■ Requirements
Gather every line from the entries below that includes "Incoming".

↓

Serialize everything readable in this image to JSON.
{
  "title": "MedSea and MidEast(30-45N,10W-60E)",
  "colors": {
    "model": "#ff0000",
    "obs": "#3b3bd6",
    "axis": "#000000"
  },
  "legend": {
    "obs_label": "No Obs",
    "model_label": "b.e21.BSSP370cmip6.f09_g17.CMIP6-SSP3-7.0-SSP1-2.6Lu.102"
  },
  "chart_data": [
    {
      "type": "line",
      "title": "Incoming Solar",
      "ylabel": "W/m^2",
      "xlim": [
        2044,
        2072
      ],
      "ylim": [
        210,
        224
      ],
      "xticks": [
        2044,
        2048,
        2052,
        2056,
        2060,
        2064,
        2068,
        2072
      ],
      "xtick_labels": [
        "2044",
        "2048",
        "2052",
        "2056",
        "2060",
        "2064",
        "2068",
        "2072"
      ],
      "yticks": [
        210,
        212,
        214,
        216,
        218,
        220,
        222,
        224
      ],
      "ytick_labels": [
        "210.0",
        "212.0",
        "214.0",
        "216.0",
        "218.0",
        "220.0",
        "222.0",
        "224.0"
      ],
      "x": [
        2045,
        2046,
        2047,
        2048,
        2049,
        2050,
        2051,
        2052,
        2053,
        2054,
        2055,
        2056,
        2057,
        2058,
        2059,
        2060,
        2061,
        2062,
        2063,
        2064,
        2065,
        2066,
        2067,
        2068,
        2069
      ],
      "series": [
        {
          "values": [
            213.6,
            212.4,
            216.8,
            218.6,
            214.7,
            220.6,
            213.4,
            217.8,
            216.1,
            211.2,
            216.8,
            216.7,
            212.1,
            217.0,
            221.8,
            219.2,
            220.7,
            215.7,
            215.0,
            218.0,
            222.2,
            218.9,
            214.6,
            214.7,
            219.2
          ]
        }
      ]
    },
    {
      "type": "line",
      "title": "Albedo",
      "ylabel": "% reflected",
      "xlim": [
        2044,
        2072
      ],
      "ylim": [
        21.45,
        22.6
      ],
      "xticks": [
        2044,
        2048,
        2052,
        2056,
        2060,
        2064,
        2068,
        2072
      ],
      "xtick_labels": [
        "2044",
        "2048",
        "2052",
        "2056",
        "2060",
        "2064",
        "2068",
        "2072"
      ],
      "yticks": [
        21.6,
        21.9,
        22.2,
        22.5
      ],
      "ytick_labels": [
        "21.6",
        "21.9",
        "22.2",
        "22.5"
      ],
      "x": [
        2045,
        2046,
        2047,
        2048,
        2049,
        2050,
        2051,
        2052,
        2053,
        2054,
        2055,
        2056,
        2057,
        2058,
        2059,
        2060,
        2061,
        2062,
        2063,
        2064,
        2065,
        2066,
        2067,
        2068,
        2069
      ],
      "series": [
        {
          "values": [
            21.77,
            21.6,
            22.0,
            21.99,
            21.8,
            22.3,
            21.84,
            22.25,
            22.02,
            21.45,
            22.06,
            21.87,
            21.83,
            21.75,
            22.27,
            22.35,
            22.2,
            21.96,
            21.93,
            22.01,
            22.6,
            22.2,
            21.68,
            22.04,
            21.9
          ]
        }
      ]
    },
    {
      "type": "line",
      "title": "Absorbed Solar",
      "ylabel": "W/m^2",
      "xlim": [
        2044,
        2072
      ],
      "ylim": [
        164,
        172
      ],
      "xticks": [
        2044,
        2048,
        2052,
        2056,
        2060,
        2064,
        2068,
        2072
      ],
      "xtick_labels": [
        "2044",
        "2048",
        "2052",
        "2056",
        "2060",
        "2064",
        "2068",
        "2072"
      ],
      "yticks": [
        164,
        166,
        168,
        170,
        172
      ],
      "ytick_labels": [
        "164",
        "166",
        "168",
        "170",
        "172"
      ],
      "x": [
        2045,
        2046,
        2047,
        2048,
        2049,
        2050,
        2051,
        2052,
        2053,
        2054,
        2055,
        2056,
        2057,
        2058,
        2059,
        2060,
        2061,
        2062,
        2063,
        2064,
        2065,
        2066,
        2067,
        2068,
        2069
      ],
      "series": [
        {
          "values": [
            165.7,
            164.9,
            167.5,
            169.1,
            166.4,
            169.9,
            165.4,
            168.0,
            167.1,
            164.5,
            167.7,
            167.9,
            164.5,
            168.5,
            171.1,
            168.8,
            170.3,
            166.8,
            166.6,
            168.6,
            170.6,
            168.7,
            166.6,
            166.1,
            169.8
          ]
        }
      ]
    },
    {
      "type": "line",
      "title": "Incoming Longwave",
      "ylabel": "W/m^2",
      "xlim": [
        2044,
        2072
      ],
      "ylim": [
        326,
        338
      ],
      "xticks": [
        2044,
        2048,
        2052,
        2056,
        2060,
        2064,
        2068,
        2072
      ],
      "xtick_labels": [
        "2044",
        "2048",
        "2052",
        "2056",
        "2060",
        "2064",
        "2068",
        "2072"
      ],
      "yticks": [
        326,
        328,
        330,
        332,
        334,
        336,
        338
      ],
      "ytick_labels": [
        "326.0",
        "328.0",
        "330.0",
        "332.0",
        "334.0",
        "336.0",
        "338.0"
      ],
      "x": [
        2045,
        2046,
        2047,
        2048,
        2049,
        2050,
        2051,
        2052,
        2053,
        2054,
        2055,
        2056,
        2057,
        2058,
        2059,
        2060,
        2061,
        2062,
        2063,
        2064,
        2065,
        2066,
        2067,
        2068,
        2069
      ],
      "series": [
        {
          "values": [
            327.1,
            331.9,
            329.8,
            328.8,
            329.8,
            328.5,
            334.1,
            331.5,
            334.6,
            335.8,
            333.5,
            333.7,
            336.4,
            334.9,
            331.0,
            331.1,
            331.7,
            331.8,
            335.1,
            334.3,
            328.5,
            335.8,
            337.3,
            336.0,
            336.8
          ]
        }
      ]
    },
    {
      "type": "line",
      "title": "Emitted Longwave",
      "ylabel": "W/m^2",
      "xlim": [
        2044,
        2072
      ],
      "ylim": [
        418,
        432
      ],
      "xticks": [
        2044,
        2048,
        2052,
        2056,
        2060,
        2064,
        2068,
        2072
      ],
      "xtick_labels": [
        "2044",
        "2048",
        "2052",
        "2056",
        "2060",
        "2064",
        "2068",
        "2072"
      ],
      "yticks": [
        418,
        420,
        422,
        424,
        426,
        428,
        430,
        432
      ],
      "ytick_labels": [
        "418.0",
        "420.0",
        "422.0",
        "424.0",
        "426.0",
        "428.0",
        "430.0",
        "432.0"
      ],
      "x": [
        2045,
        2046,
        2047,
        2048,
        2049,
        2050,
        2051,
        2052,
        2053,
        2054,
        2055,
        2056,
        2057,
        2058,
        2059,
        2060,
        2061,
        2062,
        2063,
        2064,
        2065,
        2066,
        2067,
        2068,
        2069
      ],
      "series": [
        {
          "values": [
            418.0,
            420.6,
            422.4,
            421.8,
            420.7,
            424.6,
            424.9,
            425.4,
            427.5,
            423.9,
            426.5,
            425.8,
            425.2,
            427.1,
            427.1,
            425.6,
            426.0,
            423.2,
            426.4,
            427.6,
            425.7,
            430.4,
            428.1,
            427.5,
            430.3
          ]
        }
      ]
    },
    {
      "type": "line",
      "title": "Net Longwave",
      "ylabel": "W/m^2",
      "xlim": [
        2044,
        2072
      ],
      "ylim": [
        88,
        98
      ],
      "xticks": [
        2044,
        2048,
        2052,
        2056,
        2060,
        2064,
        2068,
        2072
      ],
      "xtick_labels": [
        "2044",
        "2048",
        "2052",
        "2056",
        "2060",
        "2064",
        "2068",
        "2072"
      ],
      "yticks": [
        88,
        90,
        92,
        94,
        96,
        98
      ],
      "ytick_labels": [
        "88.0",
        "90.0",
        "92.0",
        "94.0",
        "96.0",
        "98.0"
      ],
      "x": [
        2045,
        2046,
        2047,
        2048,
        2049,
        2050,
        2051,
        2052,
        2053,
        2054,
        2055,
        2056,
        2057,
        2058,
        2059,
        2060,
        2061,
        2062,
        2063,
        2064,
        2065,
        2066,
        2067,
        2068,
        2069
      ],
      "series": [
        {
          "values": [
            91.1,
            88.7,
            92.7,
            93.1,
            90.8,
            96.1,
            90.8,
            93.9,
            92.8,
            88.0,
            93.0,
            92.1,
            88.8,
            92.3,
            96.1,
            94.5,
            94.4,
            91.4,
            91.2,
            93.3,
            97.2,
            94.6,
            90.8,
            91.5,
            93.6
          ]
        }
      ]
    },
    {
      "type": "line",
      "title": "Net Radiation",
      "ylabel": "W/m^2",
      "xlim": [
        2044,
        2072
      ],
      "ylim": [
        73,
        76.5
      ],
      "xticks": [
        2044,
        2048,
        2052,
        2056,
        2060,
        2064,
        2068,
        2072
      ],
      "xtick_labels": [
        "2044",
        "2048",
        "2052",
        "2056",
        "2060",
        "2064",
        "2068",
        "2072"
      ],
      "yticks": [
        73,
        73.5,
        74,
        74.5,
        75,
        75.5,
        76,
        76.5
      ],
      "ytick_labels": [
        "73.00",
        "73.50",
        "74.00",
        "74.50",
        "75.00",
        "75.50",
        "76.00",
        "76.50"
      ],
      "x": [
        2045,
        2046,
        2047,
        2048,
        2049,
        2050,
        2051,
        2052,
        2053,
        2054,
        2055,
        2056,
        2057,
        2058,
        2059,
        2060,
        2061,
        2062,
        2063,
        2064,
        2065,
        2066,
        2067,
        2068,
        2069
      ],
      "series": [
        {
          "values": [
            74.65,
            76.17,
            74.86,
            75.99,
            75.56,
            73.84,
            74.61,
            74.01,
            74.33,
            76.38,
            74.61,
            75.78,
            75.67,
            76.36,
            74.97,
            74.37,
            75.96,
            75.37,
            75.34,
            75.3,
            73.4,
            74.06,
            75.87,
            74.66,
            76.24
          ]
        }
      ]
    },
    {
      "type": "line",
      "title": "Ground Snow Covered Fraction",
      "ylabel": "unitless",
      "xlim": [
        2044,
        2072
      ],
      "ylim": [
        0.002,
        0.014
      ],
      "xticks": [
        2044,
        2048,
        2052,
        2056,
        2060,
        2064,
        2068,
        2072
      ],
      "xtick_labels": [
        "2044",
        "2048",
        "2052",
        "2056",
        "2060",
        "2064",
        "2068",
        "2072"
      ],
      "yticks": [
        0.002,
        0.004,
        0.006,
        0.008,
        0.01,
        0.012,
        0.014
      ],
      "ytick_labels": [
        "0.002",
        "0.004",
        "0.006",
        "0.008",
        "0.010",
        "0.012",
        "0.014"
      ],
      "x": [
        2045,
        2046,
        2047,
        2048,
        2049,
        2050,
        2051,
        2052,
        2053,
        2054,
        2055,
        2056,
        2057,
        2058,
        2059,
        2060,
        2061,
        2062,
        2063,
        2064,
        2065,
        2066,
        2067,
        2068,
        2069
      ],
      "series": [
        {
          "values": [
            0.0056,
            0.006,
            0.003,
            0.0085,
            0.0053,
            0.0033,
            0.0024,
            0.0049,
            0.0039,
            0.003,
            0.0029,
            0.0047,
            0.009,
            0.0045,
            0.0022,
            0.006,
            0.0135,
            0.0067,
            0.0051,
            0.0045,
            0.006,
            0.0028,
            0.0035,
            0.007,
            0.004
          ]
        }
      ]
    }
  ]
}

↑

■ Final answer
      "title": "Incoming Solar",
      "title": "Incoming Longwave",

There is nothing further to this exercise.